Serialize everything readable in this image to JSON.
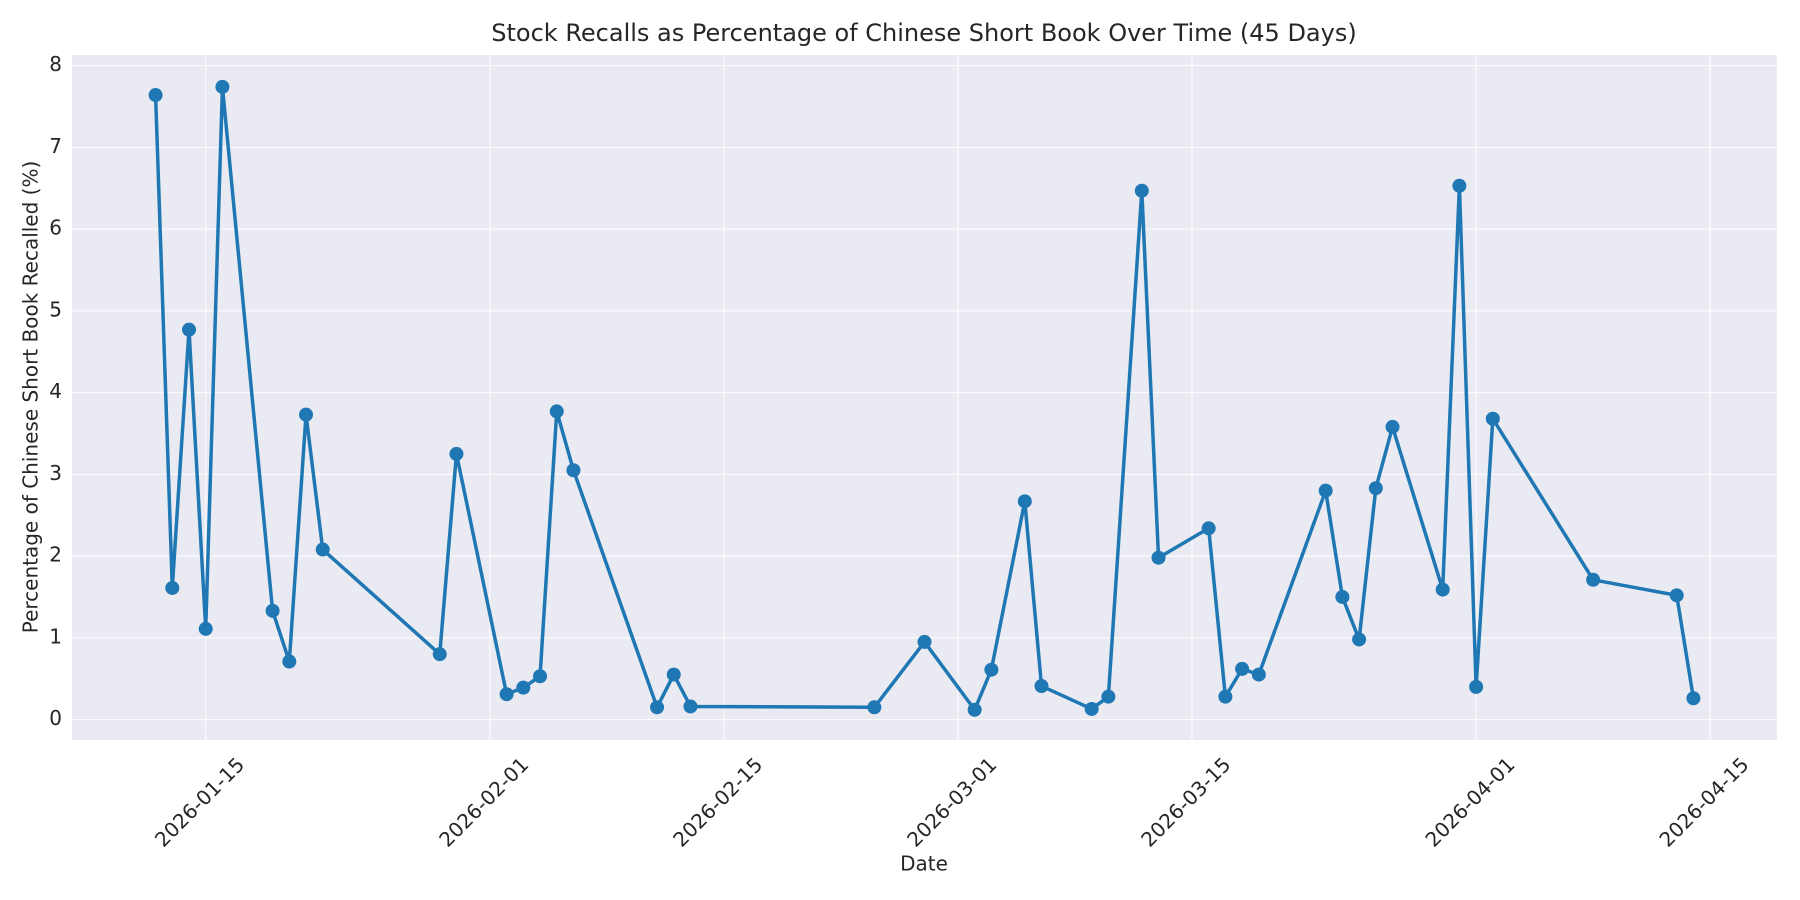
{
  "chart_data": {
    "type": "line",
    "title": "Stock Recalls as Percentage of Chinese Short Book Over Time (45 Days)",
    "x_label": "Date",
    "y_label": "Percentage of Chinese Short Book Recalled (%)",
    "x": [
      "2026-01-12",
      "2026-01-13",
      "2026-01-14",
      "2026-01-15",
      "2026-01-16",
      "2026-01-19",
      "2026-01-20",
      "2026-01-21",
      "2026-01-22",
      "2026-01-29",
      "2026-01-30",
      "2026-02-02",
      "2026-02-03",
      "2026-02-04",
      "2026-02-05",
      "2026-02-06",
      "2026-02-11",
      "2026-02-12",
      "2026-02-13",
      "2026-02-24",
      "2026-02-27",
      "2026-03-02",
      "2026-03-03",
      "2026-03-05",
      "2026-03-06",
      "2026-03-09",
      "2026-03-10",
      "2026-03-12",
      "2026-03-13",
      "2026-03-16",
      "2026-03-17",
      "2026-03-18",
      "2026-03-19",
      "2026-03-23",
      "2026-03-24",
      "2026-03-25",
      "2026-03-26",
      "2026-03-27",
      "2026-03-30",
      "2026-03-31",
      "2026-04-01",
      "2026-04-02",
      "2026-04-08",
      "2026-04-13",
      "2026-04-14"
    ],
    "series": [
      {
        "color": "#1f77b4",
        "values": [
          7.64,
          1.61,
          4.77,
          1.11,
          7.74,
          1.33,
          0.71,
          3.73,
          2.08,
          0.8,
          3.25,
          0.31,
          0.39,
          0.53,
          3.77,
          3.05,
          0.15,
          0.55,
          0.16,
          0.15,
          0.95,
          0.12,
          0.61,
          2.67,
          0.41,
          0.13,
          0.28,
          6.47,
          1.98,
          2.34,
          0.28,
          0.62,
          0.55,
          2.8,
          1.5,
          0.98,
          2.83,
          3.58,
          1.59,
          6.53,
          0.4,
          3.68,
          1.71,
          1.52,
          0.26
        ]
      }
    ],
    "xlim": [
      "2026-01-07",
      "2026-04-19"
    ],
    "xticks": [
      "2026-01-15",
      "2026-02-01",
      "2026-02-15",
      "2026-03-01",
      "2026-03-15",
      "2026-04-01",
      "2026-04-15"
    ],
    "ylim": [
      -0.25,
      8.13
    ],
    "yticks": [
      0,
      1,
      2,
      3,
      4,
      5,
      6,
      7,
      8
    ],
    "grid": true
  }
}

==

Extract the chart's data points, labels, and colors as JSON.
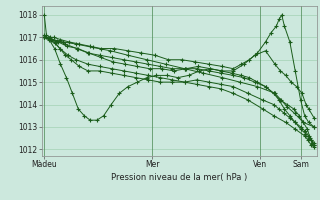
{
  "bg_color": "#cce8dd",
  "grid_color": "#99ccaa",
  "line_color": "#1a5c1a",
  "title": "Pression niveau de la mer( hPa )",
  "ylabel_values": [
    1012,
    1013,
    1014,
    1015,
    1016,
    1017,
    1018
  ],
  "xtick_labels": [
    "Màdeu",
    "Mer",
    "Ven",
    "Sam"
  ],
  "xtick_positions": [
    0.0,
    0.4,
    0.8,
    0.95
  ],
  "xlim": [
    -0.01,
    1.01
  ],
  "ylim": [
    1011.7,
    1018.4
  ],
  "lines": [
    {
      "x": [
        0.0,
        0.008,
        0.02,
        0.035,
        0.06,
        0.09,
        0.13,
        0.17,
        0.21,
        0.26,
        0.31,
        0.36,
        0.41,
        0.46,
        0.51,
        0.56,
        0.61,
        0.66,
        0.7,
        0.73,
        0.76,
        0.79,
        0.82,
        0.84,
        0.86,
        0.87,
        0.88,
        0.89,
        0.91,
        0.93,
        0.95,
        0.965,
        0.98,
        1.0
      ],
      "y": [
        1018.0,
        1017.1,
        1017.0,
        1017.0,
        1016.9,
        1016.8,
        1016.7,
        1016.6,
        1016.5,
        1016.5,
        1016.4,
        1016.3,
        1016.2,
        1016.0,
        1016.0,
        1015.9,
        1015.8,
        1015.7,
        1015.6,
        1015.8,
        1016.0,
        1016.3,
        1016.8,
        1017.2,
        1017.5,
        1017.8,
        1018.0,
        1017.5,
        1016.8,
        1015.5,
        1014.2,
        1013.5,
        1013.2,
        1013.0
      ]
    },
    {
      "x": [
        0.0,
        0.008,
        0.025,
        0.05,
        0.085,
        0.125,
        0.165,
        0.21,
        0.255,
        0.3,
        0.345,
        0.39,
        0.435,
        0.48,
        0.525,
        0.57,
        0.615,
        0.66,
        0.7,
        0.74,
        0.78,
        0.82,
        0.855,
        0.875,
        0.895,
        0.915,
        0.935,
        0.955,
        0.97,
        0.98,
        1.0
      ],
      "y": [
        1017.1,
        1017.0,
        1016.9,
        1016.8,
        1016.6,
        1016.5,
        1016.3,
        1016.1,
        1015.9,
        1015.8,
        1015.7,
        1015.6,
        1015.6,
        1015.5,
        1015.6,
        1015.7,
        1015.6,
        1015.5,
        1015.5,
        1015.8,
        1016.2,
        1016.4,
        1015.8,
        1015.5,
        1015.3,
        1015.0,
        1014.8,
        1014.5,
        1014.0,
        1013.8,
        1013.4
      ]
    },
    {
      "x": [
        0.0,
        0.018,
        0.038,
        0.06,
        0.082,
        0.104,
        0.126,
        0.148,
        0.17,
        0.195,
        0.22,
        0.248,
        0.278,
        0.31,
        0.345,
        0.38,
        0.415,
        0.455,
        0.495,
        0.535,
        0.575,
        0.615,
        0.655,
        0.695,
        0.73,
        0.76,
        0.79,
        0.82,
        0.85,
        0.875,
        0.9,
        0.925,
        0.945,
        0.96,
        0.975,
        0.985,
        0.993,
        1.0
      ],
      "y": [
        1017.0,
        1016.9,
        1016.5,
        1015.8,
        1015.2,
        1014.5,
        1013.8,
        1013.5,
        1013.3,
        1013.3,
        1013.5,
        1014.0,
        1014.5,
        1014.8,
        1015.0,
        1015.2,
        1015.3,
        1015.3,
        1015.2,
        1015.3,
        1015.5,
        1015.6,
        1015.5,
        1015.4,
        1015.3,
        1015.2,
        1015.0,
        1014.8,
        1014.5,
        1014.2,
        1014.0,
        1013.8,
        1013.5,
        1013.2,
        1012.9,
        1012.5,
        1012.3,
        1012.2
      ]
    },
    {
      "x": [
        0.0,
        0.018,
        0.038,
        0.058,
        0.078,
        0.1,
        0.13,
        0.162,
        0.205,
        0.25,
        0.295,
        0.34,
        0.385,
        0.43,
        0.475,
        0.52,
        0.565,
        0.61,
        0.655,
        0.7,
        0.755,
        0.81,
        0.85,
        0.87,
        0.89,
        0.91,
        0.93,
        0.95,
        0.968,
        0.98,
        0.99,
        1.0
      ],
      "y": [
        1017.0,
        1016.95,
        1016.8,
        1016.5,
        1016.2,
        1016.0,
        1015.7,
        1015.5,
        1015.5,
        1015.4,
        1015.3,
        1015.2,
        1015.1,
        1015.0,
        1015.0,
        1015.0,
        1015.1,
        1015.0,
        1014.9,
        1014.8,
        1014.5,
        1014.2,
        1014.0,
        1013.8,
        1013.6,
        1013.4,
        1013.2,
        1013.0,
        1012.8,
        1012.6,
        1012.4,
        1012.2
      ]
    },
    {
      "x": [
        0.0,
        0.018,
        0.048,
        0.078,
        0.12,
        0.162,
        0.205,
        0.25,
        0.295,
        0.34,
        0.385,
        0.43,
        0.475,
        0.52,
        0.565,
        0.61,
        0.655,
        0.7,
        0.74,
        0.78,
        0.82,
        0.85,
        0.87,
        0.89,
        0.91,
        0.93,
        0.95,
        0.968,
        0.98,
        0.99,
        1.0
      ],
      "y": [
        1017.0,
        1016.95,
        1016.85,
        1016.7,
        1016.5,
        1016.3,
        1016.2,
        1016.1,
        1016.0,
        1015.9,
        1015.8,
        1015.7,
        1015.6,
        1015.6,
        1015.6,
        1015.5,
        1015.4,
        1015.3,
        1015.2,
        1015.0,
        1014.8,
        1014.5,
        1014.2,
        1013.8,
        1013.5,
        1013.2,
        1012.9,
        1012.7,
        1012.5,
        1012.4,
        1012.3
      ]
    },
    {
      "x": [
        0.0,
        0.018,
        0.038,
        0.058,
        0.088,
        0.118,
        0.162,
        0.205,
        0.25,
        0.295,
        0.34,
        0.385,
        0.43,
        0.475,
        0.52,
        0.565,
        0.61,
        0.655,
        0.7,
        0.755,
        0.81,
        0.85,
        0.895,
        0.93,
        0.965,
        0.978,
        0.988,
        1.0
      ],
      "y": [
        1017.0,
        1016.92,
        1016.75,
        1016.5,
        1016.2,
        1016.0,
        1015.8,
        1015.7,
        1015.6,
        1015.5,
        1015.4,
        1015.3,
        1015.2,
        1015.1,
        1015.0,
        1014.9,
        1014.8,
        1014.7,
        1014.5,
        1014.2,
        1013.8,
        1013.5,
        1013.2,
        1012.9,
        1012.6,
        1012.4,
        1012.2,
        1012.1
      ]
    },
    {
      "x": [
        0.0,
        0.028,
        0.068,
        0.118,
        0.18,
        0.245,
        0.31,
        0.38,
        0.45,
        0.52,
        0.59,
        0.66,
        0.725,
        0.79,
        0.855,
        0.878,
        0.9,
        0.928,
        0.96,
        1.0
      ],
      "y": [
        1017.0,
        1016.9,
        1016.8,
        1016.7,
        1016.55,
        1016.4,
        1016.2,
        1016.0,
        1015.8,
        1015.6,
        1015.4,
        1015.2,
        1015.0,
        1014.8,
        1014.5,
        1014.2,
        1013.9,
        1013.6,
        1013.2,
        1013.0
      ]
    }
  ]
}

---

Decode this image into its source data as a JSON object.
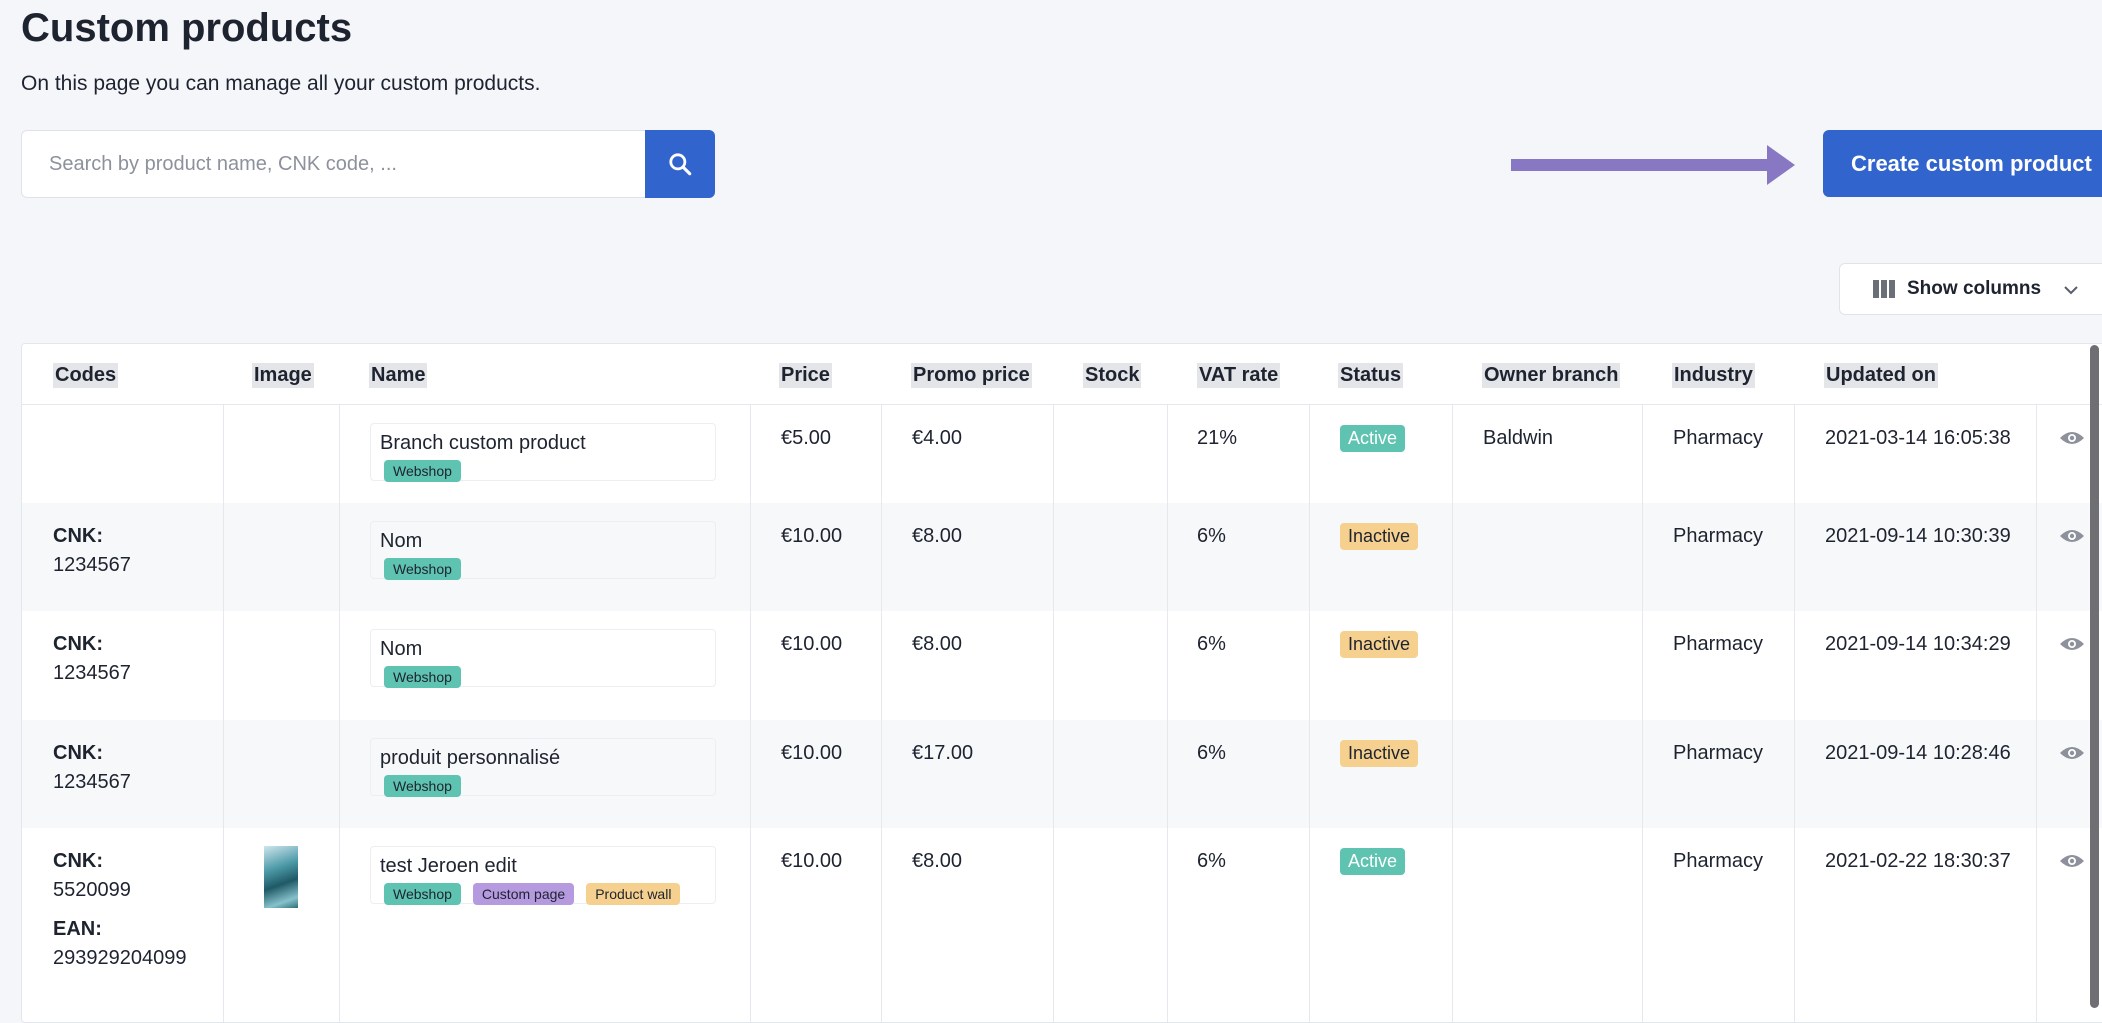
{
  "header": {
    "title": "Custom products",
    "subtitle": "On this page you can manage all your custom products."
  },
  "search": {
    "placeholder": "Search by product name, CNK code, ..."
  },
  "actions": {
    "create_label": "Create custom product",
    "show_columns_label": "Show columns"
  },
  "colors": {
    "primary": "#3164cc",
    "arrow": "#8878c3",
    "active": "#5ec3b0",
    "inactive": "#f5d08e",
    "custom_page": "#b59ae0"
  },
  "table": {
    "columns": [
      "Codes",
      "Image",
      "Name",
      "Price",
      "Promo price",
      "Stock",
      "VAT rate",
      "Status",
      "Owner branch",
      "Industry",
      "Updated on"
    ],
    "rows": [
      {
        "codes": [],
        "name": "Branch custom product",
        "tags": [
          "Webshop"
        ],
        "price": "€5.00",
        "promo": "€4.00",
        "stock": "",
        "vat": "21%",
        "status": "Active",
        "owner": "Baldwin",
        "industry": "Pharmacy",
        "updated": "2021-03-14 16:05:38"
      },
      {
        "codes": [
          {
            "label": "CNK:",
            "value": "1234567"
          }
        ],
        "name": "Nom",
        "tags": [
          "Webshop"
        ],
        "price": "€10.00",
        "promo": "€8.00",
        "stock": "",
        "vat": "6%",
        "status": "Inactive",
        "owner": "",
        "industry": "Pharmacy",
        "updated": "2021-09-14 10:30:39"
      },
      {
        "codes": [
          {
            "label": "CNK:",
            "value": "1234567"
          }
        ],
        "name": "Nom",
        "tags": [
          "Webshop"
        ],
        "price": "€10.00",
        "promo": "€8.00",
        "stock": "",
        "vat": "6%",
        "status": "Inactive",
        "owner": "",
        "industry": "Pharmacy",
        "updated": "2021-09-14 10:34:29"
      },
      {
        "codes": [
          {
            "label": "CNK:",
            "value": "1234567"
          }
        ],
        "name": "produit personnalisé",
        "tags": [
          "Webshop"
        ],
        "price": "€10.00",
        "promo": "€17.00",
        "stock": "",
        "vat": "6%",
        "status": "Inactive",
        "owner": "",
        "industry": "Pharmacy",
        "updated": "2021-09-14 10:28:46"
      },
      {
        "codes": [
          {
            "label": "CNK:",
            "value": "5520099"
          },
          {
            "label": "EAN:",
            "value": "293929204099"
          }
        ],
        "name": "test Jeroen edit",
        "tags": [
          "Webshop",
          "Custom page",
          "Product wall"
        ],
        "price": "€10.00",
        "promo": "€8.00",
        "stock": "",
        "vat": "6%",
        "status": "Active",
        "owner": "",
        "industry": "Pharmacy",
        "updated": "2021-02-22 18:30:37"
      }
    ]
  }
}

Exercise: Count the lines above in which the word "Book" appears, then state only that count.

Result of the task: 2